++++ EXTRACTED DATA

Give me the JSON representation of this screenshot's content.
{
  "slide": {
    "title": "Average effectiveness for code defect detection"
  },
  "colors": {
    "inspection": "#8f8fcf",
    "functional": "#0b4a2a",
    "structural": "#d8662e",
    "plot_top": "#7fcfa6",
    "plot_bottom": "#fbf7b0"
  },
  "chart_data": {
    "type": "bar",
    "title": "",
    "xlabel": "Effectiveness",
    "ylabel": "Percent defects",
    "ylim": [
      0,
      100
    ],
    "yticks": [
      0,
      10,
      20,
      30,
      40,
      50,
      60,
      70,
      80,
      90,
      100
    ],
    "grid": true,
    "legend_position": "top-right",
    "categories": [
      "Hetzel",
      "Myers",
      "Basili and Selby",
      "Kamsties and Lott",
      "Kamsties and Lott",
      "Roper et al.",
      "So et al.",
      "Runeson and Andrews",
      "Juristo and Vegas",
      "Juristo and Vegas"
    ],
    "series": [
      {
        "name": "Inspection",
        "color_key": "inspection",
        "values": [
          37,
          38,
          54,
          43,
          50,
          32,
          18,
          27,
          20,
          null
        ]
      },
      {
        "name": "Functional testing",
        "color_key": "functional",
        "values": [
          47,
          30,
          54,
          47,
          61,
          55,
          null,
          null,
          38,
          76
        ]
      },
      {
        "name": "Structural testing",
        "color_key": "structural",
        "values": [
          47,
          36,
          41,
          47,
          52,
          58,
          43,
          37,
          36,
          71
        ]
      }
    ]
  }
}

++++++++

◆ WRITTEN INSTRUCTION ◆
Using the listing above, pick out each line that contains the word "Vegas", then copy it.

◆ THE OUTPUT ◆
      "Juristo and Vegas",
      "Juristo and Vegas"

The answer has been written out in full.